## start Records

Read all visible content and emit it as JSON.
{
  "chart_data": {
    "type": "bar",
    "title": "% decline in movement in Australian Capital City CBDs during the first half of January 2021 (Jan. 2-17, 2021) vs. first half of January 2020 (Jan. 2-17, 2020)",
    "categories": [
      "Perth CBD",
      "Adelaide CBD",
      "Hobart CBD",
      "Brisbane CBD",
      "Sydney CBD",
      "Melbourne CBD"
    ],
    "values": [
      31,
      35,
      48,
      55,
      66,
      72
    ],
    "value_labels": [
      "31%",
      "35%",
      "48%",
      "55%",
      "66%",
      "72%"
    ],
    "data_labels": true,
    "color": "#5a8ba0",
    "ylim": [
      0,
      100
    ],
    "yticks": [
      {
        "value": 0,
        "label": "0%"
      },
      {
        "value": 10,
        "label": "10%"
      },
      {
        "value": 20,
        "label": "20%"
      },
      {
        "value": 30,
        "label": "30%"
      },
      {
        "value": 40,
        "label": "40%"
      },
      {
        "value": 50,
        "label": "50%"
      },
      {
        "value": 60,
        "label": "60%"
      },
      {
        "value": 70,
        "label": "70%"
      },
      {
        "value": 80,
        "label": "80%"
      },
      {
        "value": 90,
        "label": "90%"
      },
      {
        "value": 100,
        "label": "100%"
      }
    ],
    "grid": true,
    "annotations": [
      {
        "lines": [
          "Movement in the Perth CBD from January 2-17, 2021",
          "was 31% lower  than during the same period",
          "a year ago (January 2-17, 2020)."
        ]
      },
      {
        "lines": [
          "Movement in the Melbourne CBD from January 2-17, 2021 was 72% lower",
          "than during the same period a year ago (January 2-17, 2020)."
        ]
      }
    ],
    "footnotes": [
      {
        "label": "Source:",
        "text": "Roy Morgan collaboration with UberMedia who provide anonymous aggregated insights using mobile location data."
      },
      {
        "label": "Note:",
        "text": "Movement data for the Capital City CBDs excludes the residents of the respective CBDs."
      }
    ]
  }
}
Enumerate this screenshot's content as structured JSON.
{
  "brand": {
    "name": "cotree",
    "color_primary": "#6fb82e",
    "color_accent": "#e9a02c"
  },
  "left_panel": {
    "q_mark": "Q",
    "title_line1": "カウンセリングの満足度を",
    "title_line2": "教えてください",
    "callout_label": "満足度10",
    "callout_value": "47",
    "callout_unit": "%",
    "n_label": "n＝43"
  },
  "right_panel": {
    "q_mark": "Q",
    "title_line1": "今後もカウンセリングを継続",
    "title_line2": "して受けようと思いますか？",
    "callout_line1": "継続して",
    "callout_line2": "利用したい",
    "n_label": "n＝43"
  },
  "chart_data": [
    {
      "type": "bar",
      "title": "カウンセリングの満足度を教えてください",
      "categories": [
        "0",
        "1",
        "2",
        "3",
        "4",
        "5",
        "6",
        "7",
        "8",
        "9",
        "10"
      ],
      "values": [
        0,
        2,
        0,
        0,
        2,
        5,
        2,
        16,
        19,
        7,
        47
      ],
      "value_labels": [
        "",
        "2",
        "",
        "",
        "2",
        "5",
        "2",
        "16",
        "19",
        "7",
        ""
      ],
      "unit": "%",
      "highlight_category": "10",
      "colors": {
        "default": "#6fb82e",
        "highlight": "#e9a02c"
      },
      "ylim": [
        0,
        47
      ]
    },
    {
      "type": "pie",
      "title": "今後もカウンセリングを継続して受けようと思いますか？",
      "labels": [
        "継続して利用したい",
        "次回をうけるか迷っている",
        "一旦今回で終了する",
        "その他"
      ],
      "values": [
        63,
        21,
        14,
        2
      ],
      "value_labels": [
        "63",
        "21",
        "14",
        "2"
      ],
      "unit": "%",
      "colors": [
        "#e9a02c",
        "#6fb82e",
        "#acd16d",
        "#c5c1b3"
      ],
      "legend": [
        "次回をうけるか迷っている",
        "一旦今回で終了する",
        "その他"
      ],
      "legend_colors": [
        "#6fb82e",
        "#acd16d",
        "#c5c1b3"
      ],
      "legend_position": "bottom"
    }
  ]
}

## end Records

▶ [Task details] From the listing above, extract all records word for word.

▶ [Answer in full]
Read all visible content and emit it as JSON.
{
  "chart_data": {
    "type": "bar",
    "title": "% decline in movement in Australian Capital City CBDs during the first half of January 2021 (Jan. 2-17, 2021) vs. first half of January 2020 (Jan. 2-17, 2020)",
    "categories": [
      "Perth CBD",
      "Adelaide CBD",
      "Hobart CBD",
      "Brisbane CBD",
      "Sydney CBD",
      "Melbourne CBD"
    ],
    "values": [
      31,
      35,
      48,
      55,
      66,
      72
    ],
    "value_labels": [
      "31%",
      "35%",
      "48%",
      "55%",
      "66%",
      "72%"
    ],
    "data_labels": true,
    "color": "#5a8ba0",
    "ylim": [
      0,
      100
    ],
    "yticks": [
      {
        "value": 0,
        "label": "0%"
      },
      {
        "value": 10,
        "label": "10%"
      },
      {
        "value": 20,
        "label": "20%"
      },
      {
        "value": 30,
        "label": "30%"
      },
      {
        "value": 40,
        "label": "40%"
      },
      {
        "value": 50,
        "label": "50%"
      },
      {
        "value": 60,
        "label": "60%"
      },
      {
        "value": 70,
        "label": "70%"
      },
      {
        "value": 80,
        "label": "80%"
      },
      {
        "value": 90,
        "label": "90%"
      },
      {
        "value": 100,
        "label": "100%"
      }
    ],
    "grid": true,
    "annotations": [
      {
        "lines": [
          "Movement in the Perth CBD from January 2-17, 2021",
          "was 31% lower  than during the same period",
          "a year ago (January 2-17, 2020)."
        ]
      },
      {
        "lines": [
          "Movement in the Melbourne CBD from January 2-17, 2021 was 72% lower",
          "than during the same period a year ago (January 2-17, 2020)."
        ]
      }
    ],
    "footnotes": [
      {
        "label": "Source:",
        "text": "Roy Morgan collaboration with UberMedia who provide anonymous aggregated insights using mobile location data."
      },
      {
        "label": "Note:",
        "text": "Movement data for the Capital City CBDs excludes the residents of the respective CBDs."
      }
    ]
  }
}
Enumerate this screenshot's content as structured JSON.
{
  "brand": {
    "name": "cotree",
    "color_primary": "#6fb82e",
    "color_accent": "#e9a02c"
  },
  "left_panel": {
    "q_mark": "Q",
    "title_line1": "カウンセリングの満足度を",
    "title_line2": "教えてください",
    "callout_label": "満足度10",
    "callout_value": "47",
    "callout_unit": "%",
    "n_label": "n＝43"
  },
  "right_panel": {
    "q_mark": "Q",
    "title_line1": "今後もカウンセリングを継続",
    "title_line2": "して受けようと思いますか？",
    "callout_line1": "継続して",
    "callout_line2": "利用したい",
    "n_label": "n＝43"
  },
  "chart_data": [
    {
      "type": "bar",
      "title": "カウンセリングの満足度を教えてください",
      "categories": [
        "0",
        "1",
        "2",
        "3",
        "4",
        "5",
        "6",
        "7",
        "8",
        "9",
        "10"
      ],
      "values": [
        0,
        2,
        0,
        0,
        2,
        5,
        2,
        16,
        19,
        7,
        47
      ],
      "value_labels": [
        "",
        "2",
        "",
        "",
        "2",
        "5",
        "2",
        "16",
        "19",
        "7",
        ""
      ],
      "unit": "%",
      "highlight_category": "10",
      "colors": {
        "default": "#6fb82e",
        "highlight": "#e9a02c"
      },
      "ylim": [
        0,
        47
      ]
    },
    {
      "type": "pie",
      "title": "今後もカウンセリングを継続して受けようと思いますか？",
      "labels": [
        "継続して利用したい",
        "次回をうけるか迷っている",
        "一旦今回で終了する",
        "その他"
      ],
      "values": [
        63,
        21,
        14,
        2
      ],
      "value_labels": [
        "63",
        "21",
        "14",
        "2"
      ],
      "unit": "%",
      "colors": [
        "#e9a02c",
        "#6fb82e",
        "#acd16d",
        "#c5c1b3"
      ],
      "legend": [
        "次回をうけるか迷っている",
        "一旦今回で終了する",
        "その他"
      ],
      "legend_colors": [
        "#6fb82e",
        "#acd16d",
        "#c5c1b3"
      ],
      "legend_position": "bottom"
    }
  ]
}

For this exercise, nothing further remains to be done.